#### Task to complete:
Each entry below is to be printed verbatim.

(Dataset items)
==============================

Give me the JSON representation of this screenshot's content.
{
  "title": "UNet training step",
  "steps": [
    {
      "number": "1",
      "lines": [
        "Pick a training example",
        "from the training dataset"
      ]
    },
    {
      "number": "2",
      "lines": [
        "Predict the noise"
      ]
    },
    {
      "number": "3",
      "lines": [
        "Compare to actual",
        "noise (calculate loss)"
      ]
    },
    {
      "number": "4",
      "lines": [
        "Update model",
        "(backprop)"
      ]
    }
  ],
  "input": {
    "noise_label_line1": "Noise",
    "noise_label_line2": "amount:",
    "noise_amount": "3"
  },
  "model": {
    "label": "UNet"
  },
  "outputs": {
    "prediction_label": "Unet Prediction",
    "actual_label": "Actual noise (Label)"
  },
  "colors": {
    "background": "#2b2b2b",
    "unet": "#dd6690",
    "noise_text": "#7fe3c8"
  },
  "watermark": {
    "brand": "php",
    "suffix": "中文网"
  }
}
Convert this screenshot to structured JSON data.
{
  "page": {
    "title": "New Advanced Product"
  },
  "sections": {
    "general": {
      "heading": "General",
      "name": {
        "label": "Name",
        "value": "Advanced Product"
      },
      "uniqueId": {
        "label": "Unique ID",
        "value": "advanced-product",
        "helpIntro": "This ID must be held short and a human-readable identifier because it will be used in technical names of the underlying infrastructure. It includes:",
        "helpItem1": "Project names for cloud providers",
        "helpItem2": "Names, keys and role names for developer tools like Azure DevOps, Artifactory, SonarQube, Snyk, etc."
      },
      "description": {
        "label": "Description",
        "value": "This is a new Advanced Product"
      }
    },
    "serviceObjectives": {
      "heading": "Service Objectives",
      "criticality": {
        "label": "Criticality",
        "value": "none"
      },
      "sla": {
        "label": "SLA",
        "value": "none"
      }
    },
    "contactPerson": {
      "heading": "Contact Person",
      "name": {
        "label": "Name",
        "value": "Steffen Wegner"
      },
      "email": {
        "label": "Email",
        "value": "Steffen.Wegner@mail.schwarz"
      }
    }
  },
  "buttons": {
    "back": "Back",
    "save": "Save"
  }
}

==============================

#### Task result:
Give me the JSON representation of this screenshot's content.
{
  "title": "UNet training step",
  "steps": [
    {
      "number": "1",
      "lines": [
        "Pick a training example",
        "from the training dataset"
      ]
    },
    {
      "number": "2",
      "lines": [
        "Predict the noise"
      ]
    },
    {
      "number": "3",
      "lines": [
        "Compare to actual",
        "noise (calculate loss)"
      ]
    },
    {
      "number": "4",
      "lines": [
        "Update model",
        "(backprop)"
      ]
    }
  ],
  "input": {
    "noise_label_line1": "Noise",
    "noise_label_line2": "amount:",
    "noise_amount": "3"
  },
  "model": {
    "label": "UNet"
  },
  "outputs": {
    "prediction_label": "Unet Prediction",
    "actual_label": "Actual noise (Label)"
  },
  "colors": {
    "background": "#2b2b2b",
    "unet": "#dd6690",
    "noise_text": "#7fe3c8"
  },
  "watermark": {
    "brand": "php",
    "suffix": "中文网"
  }
}
Convert this screenshot to structured JSON data.
{
  "page": {
    "title": "New Advanced Product"
  },
  "sections": {
    "general": {
      "heading": "General",
      "name": {
        "label": "Name",
        "value": "Advanced Product"
      },
      "uniqueId": {
        "label": "Unique ID",
        "value": "advanced-product",
        "helpIntro": "This ID must be held short and a human-readable identifier because it will be used in technical names of the underlying infrastructure. It includes:",
        "helpItem1": "Project names for cloud providers",
        "helpItem2": "Names, keys and role names for developer tools like Azure DevOps, Artifactory, SonarQube, Snyk, etc."
      },
      "description": {
        "label": "Description",
        "value": "This is a new Advanced Product"
      }
    },
    "serviceObjectives": {
      "heading": "Service Objectives",
      "criticality": {
        "label": "Criticality",
        "value": "none"
      },
      "sla": {
        "label": "SLA",
        "value": "none"
      }
    },
    "contactPerson": {
      "heading": "Contact Person",
      "name": {
        "label": "Name",
        "value": "Steffen Wegner"
      },
      "email": {
        "label": "Email",
        "value": "Steffen.Wegner@mail.schwarz"
      }
    }
  },
  "buttons": {
    "back": "Back",
    "save": "Save"
  }
}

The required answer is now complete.